::: Excerpted data
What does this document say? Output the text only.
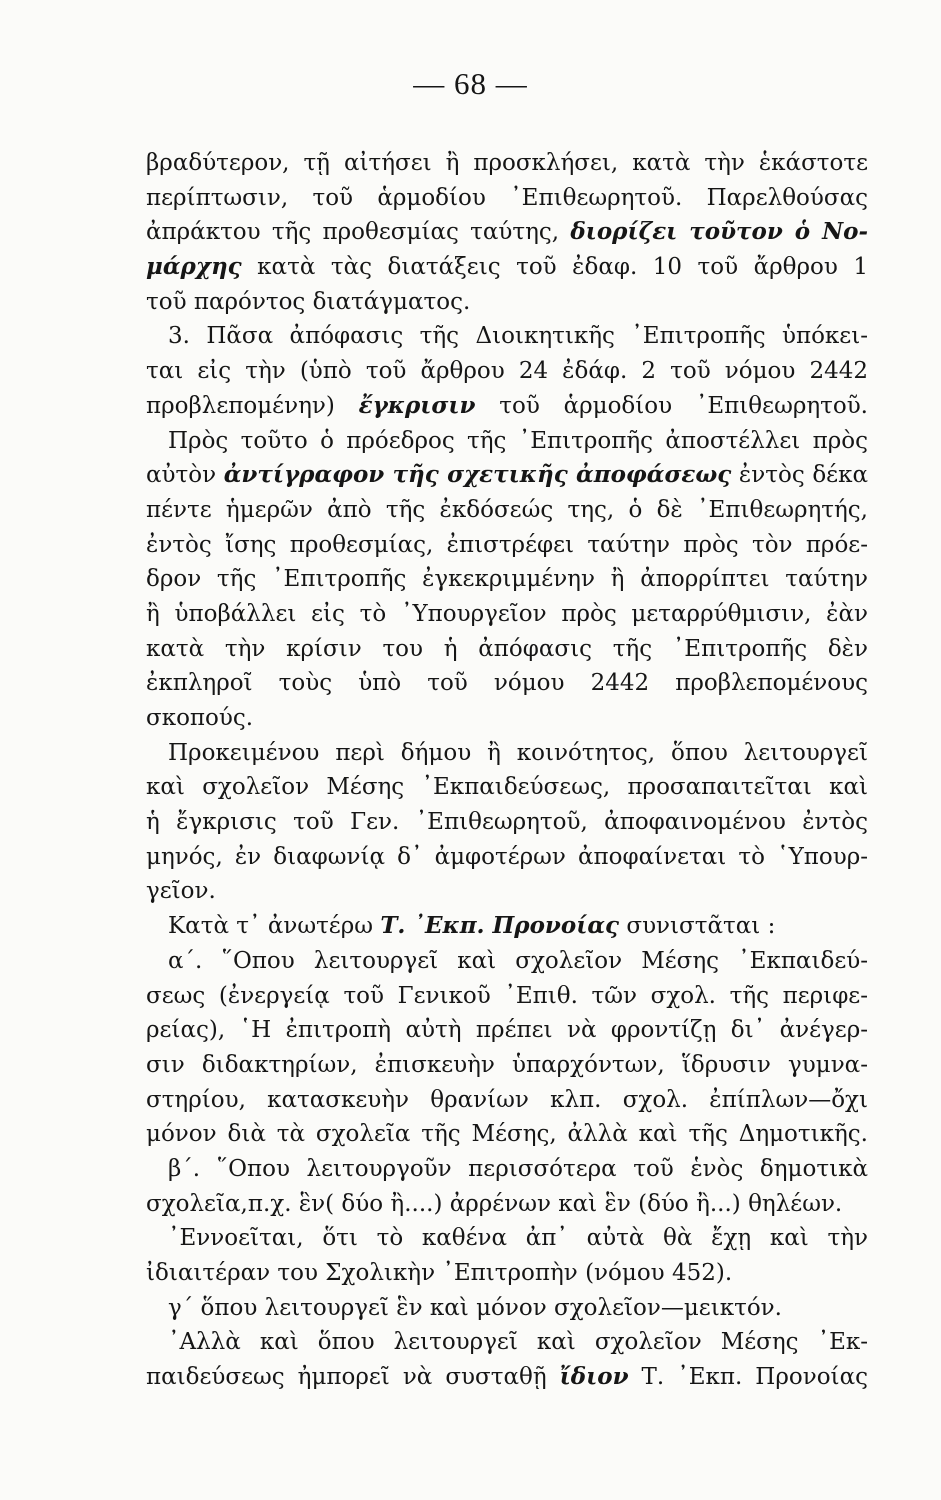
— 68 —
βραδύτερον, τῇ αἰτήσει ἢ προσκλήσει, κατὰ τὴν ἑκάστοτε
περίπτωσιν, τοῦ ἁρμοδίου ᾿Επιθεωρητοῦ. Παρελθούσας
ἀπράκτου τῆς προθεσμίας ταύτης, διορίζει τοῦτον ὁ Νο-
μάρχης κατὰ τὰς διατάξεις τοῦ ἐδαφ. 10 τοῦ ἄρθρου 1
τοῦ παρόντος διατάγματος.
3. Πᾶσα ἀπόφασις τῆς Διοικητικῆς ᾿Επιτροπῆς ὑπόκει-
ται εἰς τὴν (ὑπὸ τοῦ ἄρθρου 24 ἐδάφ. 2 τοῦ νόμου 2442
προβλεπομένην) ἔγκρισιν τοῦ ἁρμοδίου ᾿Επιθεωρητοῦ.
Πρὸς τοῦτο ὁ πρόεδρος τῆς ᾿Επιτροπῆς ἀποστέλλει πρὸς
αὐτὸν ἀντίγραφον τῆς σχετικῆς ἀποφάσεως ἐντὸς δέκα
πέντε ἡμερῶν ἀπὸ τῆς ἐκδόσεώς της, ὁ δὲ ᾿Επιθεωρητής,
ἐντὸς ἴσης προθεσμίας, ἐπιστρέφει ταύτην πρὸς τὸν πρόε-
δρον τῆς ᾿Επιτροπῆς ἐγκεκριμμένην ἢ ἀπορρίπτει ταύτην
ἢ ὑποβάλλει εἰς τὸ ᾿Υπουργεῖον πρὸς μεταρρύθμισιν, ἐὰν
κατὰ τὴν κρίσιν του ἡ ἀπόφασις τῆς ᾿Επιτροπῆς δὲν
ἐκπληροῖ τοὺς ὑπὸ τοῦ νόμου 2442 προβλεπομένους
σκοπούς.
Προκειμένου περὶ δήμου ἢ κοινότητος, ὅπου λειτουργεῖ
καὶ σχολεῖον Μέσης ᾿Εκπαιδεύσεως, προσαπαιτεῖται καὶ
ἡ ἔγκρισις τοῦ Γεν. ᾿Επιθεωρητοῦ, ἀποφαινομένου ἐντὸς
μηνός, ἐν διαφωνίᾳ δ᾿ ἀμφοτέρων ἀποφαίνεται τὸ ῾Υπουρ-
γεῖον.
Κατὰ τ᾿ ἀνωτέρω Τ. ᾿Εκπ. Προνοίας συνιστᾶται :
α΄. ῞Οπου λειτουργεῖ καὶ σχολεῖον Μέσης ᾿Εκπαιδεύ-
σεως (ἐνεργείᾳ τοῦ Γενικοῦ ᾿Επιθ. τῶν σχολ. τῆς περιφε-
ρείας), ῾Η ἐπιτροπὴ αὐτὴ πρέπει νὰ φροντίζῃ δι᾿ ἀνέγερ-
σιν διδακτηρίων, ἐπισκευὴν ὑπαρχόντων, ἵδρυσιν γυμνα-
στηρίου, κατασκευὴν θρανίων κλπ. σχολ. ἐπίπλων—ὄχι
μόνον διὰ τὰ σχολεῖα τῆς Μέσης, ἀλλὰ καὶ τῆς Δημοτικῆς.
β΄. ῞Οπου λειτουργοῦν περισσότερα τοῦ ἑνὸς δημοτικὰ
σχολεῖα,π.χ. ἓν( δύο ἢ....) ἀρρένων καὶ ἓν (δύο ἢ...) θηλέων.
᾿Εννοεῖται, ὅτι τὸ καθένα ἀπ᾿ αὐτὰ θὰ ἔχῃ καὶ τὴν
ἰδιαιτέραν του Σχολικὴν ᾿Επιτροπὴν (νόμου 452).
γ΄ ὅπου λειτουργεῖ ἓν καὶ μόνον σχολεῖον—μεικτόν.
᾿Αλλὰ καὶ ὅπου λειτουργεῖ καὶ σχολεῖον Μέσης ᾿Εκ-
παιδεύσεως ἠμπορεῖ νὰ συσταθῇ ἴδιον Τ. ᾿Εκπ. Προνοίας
::::::
* [Task objective]:
Using the listing above, show every line that includes the string "ἐντὸς".

* [Written solution]:
αὐτὸν ἀντίγραφον τῆς σχετικῆς ἀποφάσεως ἐντὸς δέκα
ἐντὸς ἴσης προθεσμίας, ἐπιστρέφει ταύτην πρὸς τὸν πρόε-
ἡ ἔγκρισις τοῦ Γεν. ᾿Επιθεωρητοῦ, ἀποφαινομένου ἐντὸς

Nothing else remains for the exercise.